## begin Material for this exercise

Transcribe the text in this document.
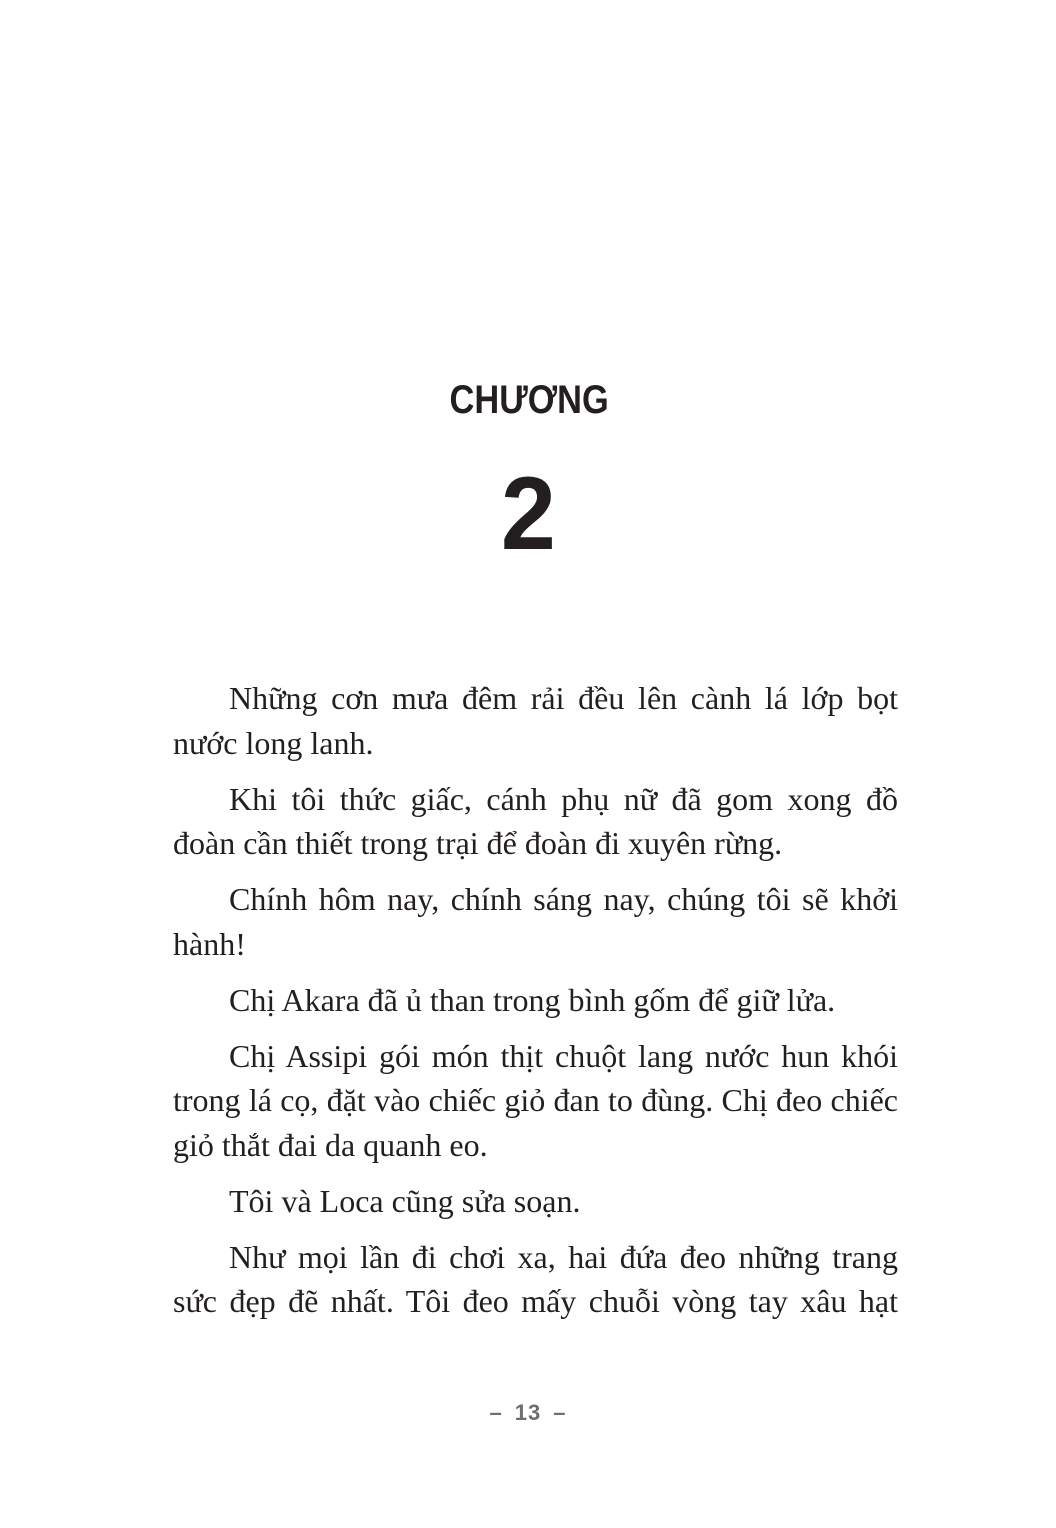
CHƯƠNG
2

Những cơn mưa đêm rải đều lên cành lá lớp bọt nước long lanh.

Khi tôi thức giấc, cánh phụ nữ đã gom xong đồ đoàn cần thiết trong trại để đoàn đi xuyên rừng.

Chính hôm nay, chính sáng nay, chúng tôi sẽ khởi hành!

Chị Akara đã ủ than trong bình gốm để giữ lửa.

Chị Assipi gói món thịt chuột lang nước hun khói trong lá cọ, đặt vào chiếc giỏ đan to đùng. Chị đeo chiếc giỏ thắt đai da quanh eo.

Tôi và Loca cũng sửa soạn.

Như mọi lần đi chơi xa, hai đứa đeo những trang sức đẹp đẽ nhất. Tôi đeo mấy chuỗi vòng tay xâu hạt

– 13 –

## end Material for this exercise

_Short problem:_
From the records above, pull out each line that has "nước".

_Written answer:_
Những cơn mưa đêm rải đều lên cành lá lớp bọt nước long lanh.
Chị Assipi gói món thịt chuột lang nước hun khói trong lá cọ, đặt vào chiếc giỏ đan to đùng. Chị đeo chiếc giỏ thắt đai da quanh eo.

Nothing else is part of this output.